# Aim of the task:
Find the lines that hold "charging". Report only how many there are.

# Data supplied:
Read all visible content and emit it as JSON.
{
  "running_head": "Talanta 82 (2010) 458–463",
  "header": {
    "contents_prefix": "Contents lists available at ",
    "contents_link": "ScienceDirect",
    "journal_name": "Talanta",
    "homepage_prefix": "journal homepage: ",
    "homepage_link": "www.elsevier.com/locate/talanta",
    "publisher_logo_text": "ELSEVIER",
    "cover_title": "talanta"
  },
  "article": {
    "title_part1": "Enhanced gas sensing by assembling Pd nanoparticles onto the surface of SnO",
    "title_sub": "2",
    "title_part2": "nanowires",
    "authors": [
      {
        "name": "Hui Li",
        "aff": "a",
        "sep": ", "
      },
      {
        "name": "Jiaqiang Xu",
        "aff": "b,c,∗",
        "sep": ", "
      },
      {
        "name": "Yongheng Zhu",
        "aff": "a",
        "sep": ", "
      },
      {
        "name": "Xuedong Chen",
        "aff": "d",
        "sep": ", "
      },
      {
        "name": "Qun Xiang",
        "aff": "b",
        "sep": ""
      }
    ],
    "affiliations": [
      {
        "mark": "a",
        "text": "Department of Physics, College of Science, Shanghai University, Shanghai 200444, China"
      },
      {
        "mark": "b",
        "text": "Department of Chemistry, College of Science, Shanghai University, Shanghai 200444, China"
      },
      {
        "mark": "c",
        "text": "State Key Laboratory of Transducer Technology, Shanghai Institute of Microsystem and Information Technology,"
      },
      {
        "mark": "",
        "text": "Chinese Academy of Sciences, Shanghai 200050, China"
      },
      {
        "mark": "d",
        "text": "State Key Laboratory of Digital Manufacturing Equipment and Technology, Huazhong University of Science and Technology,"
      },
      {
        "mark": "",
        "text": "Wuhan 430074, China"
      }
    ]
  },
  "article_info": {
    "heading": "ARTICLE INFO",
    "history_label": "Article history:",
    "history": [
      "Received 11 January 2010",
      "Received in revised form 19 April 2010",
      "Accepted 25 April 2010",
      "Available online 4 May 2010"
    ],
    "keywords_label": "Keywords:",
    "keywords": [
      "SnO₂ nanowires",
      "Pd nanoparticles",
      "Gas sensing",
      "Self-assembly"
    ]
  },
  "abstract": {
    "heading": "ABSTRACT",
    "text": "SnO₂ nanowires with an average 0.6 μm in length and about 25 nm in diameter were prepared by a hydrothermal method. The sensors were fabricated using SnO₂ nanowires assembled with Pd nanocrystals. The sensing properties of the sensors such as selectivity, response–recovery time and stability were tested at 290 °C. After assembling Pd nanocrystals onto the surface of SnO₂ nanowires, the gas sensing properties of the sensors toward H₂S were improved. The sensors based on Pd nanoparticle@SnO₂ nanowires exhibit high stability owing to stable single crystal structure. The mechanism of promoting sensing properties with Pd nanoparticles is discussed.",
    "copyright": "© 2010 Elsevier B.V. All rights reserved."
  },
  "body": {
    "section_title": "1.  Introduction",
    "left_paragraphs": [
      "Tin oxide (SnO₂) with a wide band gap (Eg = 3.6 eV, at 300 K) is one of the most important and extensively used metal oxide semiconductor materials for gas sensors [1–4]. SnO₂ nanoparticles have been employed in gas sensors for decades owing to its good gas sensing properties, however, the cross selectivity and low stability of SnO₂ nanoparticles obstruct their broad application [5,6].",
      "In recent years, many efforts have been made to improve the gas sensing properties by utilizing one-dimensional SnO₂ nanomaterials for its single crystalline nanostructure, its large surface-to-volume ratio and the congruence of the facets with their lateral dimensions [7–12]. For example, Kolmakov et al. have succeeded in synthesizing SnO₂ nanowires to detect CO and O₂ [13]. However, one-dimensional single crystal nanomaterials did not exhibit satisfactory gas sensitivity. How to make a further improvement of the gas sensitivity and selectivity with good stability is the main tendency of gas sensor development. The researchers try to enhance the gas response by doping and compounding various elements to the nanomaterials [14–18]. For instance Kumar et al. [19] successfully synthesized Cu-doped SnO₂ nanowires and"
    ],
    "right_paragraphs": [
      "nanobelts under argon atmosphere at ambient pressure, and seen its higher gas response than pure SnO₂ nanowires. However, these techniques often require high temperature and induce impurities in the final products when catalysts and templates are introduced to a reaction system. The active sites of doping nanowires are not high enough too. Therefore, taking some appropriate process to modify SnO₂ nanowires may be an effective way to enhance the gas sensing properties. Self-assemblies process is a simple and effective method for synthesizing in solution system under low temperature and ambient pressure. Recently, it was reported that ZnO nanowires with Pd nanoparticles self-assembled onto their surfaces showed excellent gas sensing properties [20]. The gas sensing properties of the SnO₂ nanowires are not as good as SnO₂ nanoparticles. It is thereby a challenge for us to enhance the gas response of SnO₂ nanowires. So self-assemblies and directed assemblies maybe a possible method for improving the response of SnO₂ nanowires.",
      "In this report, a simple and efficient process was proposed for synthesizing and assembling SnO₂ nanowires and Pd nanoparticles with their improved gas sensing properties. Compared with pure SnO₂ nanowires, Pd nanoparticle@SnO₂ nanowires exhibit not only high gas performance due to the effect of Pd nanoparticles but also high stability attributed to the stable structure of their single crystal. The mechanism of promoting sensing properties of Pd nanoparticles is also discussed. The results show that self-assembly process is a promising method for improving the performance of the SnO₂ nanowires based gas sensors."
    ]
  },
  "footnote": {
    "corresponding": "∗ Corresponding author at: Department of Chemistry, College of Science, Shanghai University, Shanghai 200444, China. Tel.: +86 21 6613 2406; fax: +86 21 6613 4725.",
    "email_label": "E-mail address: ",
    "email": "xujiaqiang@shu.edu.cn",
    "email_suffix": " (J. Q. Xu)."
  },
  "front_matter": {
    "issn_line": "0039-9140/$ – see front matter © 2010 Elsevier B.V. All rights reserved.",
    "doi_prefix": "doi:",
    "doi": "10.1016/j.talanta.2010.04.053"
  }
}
...
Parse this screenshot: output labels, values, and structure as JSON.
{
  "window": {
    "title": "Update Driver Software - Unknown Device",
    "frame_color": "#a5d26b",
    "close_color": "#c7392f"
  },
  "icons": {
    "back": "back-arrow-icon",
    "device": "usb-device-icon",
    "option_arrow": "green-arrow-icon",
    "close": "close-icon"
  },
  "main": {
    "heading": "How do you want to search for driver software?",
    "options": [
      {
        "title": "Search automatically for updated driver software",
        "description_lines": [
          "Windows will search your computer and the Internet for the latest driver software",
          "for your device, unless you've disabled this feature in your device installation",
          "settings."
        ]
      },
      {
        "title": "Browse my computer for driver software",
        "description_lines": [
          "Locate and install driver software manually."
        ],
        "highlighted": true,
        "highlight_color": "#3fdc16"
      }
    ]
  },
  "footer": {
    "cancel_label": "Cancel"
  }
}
==
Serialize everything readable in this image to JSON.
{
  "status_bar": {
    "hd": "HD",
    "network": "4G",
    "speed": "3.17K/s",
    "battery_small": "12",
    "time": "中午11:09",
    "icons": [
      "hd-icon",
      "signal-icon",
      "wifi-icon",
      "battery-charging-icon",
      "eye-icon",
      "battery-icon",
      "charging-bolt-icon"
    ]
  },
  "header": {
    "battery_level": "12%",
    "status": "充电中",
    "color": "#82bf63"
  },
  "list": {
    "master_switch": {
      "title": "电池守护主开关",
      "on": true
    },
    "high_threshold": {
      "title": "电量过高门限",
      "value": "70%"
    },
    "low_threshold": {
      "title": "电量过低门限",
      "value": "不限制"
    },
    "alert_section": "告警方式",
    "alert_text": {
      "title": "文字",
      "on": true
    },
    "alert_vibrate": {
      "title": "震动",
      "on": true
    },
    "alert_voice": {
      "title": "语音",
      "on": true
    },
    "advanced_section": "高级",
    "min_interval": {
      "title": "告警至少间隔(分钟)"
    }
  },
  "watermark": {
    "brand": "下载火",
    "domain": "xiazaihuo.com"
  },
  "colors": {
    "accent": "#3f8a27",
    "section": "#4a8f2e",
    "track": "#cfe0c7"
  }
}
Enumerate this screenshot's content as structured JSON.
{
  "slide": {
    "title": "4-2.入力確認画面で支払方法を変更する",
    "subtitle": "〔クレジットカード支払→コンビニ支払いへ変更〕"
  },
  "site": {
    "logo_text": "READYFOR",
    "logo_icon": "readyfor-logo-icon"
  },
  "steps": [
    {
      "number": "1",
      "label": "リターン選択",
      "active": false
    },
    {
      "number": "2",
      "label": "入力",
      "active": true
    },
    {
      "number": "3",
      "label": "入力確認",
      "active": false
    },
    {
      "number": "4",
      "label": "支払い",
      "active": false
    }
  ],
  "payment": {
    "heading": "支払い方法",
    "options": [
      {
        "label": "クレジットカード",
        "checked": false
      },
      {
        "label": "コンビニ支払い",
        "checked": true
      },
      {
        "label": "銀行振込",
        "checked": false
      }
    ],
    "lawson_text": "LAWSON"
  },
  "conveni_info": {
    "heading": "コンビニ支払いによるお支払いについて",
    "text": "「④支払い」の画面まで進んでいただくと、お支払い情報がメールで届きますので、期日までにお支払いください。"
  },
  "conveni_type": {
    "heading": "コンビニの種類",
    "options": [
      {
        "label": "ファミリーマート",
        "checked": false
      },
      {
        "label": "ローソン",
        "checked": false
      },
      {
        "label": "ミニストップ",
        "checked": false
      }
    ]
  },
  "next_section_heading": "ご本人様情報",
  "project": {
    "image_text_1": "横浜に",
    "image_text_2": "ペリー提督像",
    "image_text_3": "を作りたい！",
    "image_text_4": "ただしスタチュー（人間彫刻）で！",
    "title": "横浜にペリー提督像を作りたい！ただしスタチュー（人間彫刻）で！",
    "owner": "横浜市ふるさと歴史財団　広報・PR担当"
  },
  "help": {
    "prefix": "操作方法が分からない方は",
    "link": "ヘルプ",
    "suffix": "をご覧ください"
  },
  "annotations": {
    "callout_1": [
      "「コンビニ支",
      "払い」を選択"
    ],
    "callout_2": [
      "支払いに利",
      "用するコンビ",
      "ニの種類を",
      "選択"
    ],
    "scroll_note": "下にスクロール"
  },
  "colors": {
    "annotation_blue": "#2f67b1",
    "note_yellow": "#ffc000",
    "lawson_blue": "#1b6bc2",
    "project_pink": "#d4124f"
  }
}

# Final result:
2